Exercise - Each entry that follows is to be retyped exactly. Pictures do not belong in the copy.

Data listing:
___
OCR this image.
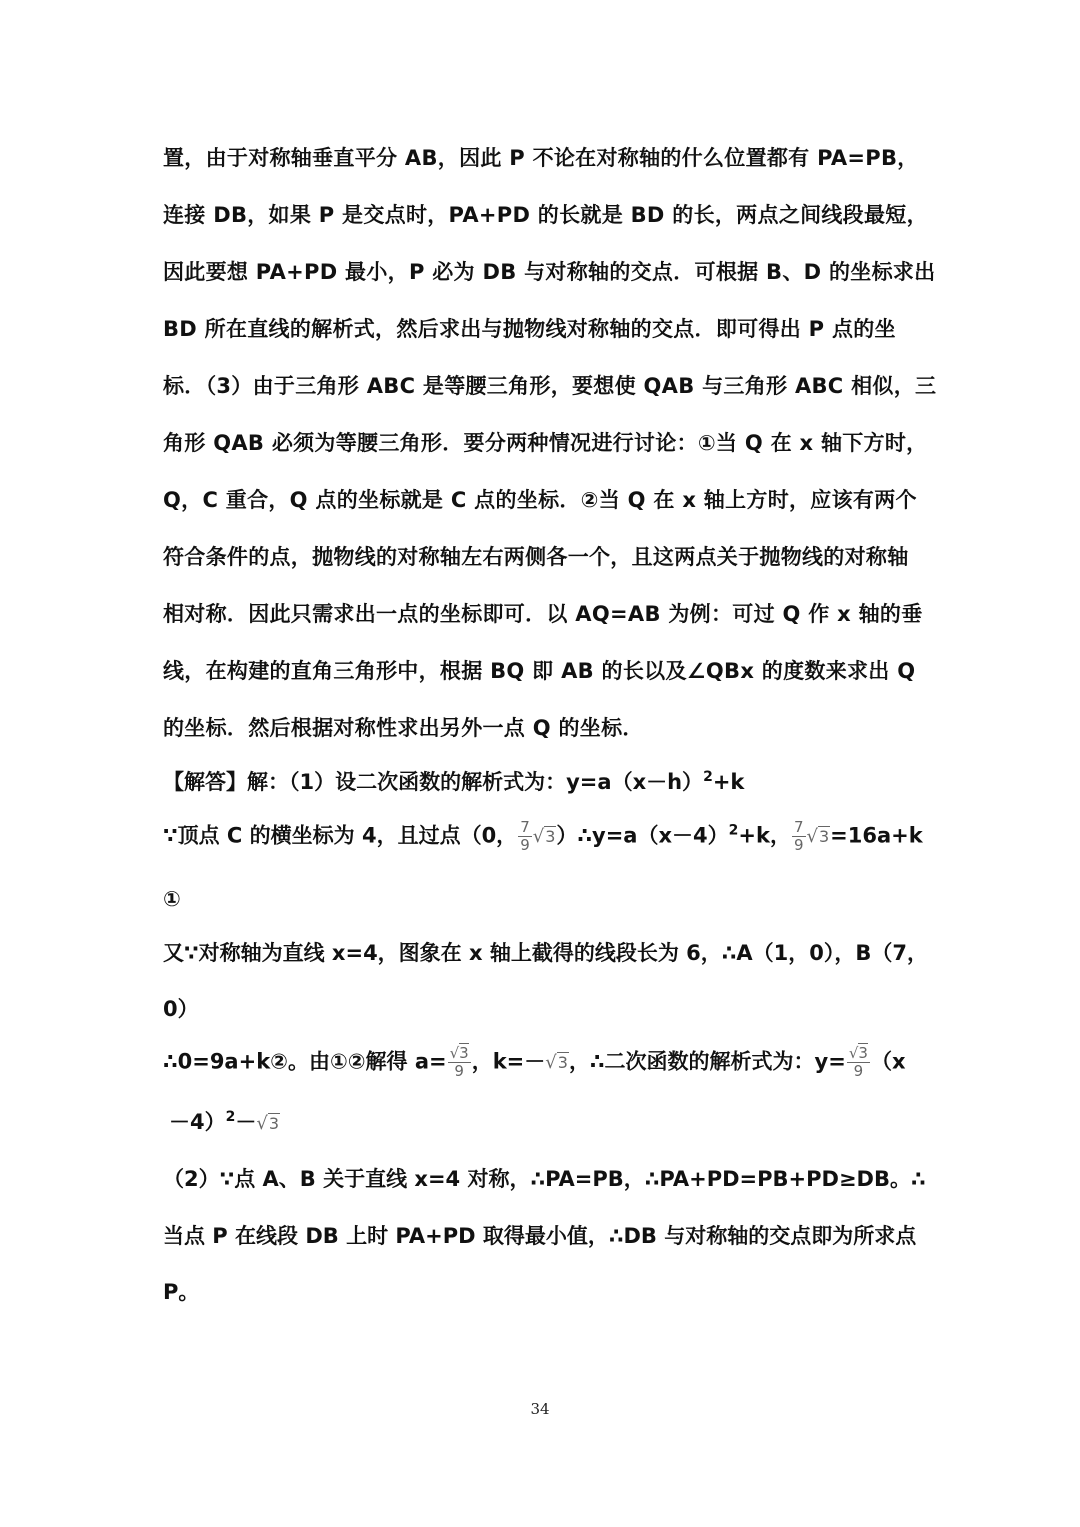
置，由于对称轴垂直平分 AB，因此 P 不论在对称轴的什么位置都有 PA=PB，
连接 DB，如果 P 是交点时，PA+PD 的长就是 BD 的长，两点之间线段最短，
因此要想 PA+PD 最小，P 必为 DB 与对称轴的交点．可根据 B、D 的坐标求出
BD 所在直线的解析式，然后求出与抛物线对称轴的交点．即可得出 P 点的坐
标．（3）由于三角形 ABC 是等腰三角形，要想使 QAB 与三角形 ABC 相似，三
角形 QAB 必须为等腰三角形．要分两种情况进行讨论：①当 Q 在 x 轴下方时，
Q，C 重合，Q 点的坐标就是 C 点的坐标．②当 Q 在 x 轴上方时，应该有两个
符合条件的点，抛物线的对称轴左右两侧各一个，且这两点关于抛物线的对称轴
相对称．因此只需求出一点的坐标即可．以 AQ=AB 为例：可过 Q 作 x 轴的垂
线，在构建的直角三角形中，根据 BQ 即 AB 的长以及∠QBx 的度数来求出 Q
的坐标．然后根据对称性求出另外一点 Q 的坐标．
【解答】解：（1）设二次函数的解析式为：$y=a(x-h)^2+k$
∵顶点 C 的横坐标为 4，且过点（0， $\frac{7}{9}$ $√3)\therefore y=a(x-4)^2+k$， $\frac{7}{9} √3=16a+k$
①
又∵对称轴为直线 x=4，图象在 x 轴上截得的线段长为 6，∴A（1，0），B（7，
0）
∴0=9a+k②。由①②解得 $a= \frac{√3}{9}$ ，k=－√3，∴二次函数的解析式为：$y= \frac{√3}{9} (x$
－4）$^2$－√3
（2）∵点 A、B 关于直线 x=4 对称，∴PA=PB，∴PA+PD=PB+PD≥DB。∴
当点 P 在线段 DB 上时 PA+PD 取得最小值，∴DB 与对称轴的交点即为所求点
P。
34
___
Finished answer -
OCR this image.
置，由于对称轴垂直平分 AB，因此 P 不论在对称轴的什么位置都有 PA=PB，
连接 DB，如果 P 是交点时，PA+PD 的长就是 BD 的长，两点之间线段最短，
因此要想 PA+PD 最小，P 必为 DB 与对称轴的交点．可根据 B、D 的坐标求出
BD 所在直线的解析式，然后求出与抛物线对称轴的交点．即可得出 P 点的坐
标．（3）由于三角形 ABC 是等腰三角形，要想使 QAB 与三角形 ABC 相似，三
角形 QAB 必须为等腰三角形．要分两种情况进行讨论：①当 Q 在 x 轴下方时，
Q，C 重合，Q 点的坐标就是 C 点的坐标．②当 Q 在 x 轴上方时，应该有两个
符合条件的点，抛物线的对称轴左右两侧各一个，且这两点关于抛物线的对称轴
相对称．因此只需求出一点的坐标即可．以 AQ=AB 为例：可过 Q 作 x 轴的垂
线，在构建的直角三角形中，根据 BQ 即 AB 的长以及∠QBx 的度数来求出 Q
的坐标．然后根据对称性求出另外一点 Q 的坐标．
【解答】解：（1）设二次函数的解析式为：$y=a(x-h)^2+k$
∵顶点 C 的横坐标为 4，且过点（0， $\frac{7}{9}$ $√3)\therefore y=a(x-4)^2+k$， $\frac{7}{9} √3=16a+k$
①
又∵对称轴为直线 x=4，图象在 x 轴上截得的线段长为 6，∴A（1，0），B（7，
0）
∴0=9a+k②。由①②解得 $a= \frac{√3}{9}$ ，k=－√3，∴二次函数的解析式为：$y= \frac{√3}{9} (x$
－4）$^2$－√3
（2）∵点 A、B 关于直线 x=4 对称，∴PA=PB，∴PA+PD=PB+PD≥DB。∴
当点 P 在线段 DB 上时 PA+PD 取得最小值，∴DB 与对称轴的交点即为所求点
P。
34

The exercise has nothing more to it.